## KURZE ÜBUNG
Wandle die Einträge, beginnend am Anfang und endend mit der Zeile, die „icon-badge: [460, 173, 484, 197]“ enthält, in eine Markdown-Tabelle mit den Spalten „Nr“ für die Zeilennummer und „Inhalt“ für die Zeile um. Leerzeilen lässt du dabei weg.

Räumliche Annotationseinträge:
++++++++
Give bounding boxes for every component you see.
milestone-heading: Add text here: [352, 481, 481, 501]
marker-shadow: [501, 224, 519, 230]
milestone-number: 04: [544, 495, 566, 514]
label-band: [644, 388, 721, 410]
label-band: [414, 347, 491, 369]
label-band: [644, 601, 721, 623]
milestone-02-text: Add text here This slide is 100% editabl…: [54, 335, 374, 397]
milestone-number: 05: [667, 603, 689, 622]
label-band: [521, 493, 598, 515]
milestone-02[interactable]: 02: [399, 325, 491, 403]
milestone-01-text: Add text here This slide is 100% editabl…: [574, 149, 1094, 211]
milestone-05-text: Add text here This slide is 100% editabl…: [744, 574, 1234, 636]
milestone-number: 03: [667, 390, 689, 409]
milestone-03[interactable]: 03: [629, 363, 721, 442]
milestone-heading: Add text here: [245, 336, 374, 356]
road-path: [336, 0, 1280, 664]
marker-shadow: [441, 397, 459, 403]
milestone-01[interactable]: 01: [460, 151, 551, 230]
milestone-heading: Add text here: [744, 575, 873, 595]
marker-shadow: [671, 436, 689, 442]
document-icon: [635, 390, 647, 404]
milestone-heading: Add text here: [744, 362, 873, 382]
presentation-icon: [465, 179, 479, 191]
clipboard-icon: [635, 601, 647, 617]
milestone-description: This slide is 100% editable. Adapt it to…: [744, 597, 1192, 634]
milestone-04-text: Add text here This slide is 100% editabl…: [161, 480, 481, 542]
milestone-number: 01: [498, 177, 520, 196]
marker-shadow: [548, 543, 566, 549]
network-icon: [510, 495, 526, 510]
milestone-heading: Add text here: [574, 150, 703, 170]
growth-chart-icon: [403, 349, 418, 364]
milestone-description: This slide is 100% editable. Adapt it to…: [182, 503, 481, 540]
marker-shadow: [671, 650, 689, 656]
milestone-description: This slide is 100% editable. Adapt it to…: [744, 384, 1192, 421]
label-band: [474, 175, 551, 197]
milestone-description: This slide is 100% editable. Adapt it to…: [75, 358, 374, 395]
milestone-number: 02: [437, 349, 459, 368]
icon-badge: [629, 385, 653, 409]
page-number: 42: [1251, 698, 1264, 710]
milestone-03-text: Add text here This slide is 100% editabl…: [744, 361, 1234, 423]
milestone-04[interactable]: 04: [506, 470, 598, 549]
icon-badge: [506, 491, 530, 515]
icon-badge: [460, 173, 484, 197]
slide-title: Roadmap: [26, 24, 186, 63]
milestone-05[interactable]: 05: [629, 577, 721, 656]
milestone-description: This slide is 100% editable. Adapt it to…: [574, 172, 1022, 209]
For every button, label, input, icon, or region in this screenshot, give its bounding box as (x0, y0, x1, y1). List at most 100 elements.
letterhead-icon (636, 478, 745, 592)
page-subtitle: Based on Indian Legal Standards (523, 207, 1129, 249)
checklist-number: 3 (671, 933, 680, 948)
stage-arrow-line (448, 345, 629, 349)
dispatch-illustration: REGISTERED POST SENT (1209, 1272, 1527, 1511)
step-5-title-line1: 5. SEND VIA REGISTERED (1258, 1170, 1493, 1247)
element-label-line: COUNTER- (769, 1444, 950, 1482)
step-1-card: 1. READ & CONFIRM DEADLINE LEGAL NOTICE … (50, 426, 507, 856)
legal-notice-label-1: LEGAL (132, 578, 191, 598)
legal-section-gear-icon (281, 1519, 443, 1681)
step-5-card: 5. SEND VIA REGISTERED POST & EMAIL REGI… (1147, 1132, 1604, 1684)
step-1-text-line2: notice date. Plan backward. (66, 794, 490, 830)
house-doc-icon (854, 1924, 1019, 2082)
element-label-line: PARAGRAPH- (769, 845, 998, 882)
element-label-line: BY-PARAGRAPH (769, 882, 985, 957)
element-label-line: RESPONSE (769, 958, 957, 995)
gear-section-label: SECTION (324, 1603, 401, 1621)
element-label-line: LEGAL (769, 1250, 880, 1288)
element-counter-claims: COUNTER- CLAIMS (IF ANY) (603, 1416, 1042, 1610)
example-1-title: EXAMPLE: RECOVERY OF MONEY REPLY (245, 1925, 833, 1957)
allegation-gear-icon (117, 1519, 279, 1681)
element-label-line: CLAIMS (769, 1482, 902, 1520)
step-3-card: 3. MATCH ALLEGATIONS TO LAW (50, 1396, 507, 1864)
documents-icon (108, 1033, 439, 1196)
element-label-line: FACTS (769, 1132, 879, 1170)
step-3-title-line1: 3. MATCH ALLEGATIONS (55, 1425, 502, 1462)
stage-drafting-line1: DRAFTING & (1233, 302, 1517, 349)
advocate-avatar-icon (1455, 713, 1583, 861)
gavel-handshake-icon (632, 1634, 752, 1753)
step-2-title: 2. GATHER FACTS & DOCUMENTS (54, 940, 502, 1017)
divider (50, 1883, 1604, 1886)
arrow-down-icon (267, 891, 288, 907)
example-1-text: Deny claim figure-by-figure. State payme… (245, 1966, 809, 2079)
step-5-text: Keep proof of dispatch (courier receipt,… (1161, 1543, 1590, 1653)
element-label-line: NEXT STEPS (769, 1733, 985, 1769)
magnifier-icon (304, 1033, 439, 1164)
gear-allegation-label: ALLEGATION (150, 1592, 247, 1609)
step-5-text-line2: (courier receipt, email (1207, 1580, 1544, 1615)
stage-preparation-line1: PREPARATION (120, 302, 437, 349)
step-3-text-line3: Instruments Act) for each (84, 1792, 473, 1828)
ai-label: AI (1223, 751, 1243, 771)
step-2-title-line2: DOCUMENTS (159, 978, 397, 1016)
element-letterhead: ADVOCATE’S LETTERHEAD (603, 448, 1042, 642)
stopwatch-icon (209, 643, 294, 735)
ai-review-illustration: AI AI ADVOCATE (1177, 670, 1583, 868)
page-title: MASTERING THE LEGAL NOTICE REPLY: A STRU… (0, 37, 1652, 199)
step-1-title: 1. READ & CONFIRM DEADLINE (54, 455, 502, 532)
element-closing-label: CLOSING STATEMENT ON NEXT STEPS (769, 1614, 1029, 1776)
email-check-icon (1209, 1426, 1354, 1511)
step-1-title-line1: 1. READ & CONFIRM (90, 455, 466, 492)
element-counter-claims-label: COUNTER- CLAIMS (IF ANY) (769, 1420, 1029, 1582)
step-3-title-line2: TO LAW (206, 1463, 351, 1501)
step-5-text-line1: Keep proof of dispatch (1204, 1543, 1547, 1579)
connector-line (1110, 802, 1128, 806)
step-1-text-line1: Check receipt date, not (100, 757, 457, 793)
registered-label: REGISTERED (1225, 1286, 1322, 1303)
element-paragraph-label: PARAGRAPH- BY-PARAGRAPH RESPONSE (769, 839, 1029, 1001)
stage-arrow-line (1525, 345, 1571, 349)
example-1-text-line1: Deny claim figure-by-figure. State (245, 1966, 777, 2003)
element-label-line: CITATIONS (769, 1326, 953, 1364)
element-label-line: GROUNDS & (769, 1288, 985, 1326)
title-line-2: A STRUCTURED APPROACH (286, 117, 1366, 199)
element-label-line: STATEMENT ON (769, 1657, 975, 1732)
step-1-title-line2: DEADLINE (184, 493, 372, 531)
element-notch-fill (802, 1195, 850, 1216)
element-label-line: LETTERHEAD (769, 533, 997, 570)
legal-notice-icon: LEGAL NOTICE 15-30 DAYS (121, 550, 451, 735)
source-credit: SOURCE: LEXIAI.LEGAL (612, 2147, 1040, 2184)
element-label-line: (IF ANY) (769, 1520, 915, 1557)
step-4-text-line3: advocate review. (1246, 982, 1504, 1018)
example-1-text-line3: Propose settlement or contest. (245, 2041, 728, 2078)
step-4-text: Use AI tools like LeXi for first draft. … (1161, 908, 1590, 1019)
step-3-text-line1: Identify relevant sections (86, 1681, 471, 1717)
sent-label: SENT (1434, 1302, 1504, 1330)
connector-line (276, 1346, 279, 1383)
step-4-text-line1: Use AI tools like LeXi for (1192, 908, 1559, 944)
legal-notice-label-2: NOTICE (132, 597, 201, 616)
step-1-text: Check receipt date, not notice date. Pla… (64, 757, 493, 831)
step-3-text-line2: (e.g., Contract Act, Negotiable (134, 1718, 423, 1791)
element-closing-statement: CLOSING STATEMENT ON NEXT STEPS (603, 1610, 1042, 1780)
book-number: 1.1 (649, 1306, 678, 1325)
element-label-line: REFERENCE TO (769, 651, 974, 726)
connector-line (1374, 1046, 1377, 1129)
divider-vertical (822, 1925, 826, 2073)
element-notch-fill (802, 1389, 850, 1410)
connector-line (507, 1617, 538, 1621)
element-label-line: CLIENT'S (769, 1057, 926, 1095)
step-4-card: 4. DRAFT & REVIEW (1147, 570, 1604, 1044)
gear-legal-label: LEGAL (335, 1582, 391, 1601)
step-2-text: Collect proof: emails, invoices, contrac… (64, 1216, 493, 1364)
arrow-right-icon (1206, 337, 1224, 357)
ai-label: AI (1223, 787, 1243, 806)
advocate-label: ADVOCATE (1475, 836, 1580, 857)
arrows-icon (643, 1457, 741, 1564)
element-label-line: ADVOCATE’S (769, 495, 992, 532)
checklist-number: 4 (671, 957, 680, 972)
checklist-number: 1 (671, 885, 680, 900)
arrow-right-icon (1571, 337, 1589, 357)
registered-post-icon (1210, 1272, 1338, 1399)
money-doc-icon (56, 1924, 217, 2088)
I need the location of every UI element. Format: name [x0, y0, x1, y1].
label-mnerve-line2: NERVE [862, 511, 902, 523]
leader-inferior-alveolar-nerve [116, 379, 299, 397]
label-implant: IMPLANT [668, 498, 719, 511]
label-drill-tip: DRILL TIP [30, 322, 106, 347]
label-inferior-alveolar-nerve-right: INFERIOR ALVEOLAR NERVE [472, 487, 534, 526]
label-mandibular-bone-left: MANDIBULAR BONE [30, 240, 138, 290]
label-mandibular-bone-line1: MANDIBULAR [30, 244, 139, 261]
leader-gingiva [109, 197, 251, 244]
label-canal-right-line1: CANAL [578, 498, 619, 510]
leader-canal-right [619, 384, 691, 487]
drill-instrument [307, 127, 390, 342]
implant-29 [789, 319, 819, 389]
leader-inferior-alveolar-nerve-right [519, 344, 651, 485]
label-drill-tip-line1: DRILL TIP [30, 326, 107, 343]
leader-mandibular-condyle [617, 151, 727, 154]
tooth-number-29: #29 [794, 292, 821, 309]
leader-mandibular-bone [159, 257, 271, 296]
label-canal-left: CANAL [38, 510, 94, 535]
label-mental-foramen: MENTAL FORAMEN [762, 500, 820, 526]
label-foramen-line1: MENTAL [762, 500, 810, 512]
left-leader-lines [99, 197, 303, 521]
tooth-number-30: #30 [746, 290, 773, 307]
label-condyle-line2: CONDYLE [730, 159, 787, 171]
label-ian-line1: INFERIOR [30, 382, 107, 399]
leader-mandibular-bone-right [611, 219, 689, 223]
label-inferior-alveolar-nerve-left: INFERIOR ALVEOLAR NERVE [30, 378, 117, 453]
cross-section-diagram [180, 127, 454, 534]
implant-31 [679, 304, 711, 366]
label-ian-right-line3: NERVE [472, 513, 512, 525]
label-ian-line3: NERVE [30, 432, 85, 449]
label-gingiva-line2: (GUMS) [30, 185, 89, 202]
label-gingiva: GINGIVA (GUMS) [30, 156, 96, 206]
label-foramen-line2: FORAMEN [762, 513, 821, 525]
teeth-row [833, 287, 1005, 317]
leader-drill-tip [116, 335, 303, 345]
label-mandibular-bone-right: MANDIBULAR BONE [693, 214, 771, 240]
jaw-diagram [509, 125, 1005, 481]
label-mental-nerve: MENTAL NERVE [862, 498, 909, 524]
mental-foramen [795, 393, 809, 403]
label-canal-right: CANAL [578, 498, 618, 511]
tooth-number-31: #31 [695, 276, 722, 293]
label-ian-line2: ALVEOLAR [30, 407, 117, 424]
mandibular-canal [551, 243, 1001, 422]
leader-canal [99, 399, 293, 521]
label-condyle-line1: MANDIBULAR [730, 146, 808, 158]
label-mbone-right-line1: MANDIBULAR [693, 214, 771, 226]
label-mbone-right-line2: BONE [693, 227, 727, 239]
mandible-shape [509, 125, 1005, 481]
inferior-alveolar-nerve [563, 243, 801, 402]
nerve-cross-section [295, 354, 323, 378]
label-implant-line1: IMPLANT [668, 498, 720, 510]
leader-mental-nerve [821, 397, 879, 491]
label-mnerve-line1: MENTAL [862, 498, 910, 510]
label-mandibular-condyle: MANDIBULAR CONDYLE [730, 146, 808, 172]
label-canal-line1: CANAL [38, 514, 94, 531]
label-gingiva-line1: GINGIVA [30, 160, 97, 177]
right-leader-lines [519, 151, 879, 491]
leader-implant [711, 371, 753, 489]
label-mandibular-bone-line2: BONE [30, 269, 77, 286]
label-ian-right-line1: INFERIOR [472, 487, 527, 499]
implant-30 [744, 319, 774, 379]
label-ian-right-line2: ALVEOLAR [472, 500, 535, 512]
++++++++
## ANTWORT ZUR ÜBUNG
| Nr | Inhalt |
|---|---|
| 1 | Give bounding boxes for every component you see. |
| 2 | milestone-heading: Add text here: [352, 481, 481, 501] |
| 3 | marker-shadow: [501, 224, 519, 230] |
| 4 | milestone-number: 04: [544, 495, 566, 514] |
| 5 | label-band: [644, 388, 721, 410] |
| 6 | label-band: [414, 347, 491, 369] |
| 7 | label-band: [644, 601, 721, 623] |
| 8 | milestone-02-text: Add text here This slide is 100% editabl…: [54, 335, 374, 397] |
| 9 | milestone-number: 05: [667, 603, 689, 622] |
| 10 | label-band: [521, 493, 598, 515] |
| 11 | milestone-02[interactable]: 02: [399, 325, 491, 403] |
| 12 | milestone-01-text: Add text here This slide is 100% editabl…: [574, 149, 1094, 211] |
| 13 | milestone-05-text: Add text here This slide is 100% editabl…: [744, 574, 1234, 636] |
| 14 | milestone-number: 03: [667, 390, 689, 409] |
| 15 | milestone-03[interactable]: 03: [629, 363, 721, 442] |
| 16 | milestone-heading: Add text here: [245, 336, 374, 356] |
| 17 | road-path: [336, 0, 1280, 664] |
| 18 | marker-shadow: [441, 397, 459, 403] |
| 19 | milestone-01[interactable]: 01: [460, 151, 551, 230] |
| 20 | milestone-heading: Add text here: [744, 575, 873, 595] |
| 21 | marker-shadow: [671, 436, 689, 442] |
| 22 | document-icon: [635, 390, 647, 404] |
| 23 | milestone-heading: Add text here: [744, 362, 873, 382] |
| 24 | presentation-icon: [465, 179, 479, 191] |
| 25 | clipboard-icon: [635, 601, 647, 617] |
| 26 | milestone-description: This slide is 100% editable. Adapt it to…: [744, 597, 1192, 634] |
| 27 | milestone-04-text: Add text here This slide is 100% editabl…: [161, 480, 481, 542] |
| 28 | milestone-number: 01: [498, 177, 520, 196] |
| 29 | marker-shadow: [548, 543, 566, 549] |
| 30 | network-icon: [510, 495, 526, 510] |
| 31 | milestone-heading: Add text here: [574, 150, 703, 170] |
| 32 | growth-chart-icon: [403, 349, 418, 364] |
| 33 | milestone-description: This slide is 100% editable. Adapt it to…: [182, 503, 481, 540] |
| 34 | marker-shadow: [671, 650, 689, 656] |
| 35 | milestone-description: This slide is 100% editable. Adapt it to…: [744, 384, 1192, 421] |
| 36 | label-band: [474, 175, 551, 197] |
| 37 | milestone-description: This slide is 100% editable. Adapt it to…: [75, 358, 374, 395] |
| 38 | milestone-number: 02: [437, 349, 459, 368] |
| 39 | icon-badge: [629, 385, 653, 409] |
| 40 | page-number: 42: [1251, 698, 1264, 710] |
| 41 | milestone-03-text: Add text here This slide is 100% editabl…: [744, 361, 1234, 423] |
| 42 | milestone-04[interactable]: 04: [506, 470, 598, 549] |
| 43 | icon-badge: [506, 491, 530, 515] |
| 44 | icon-badge: [460, 173, 484, 197] |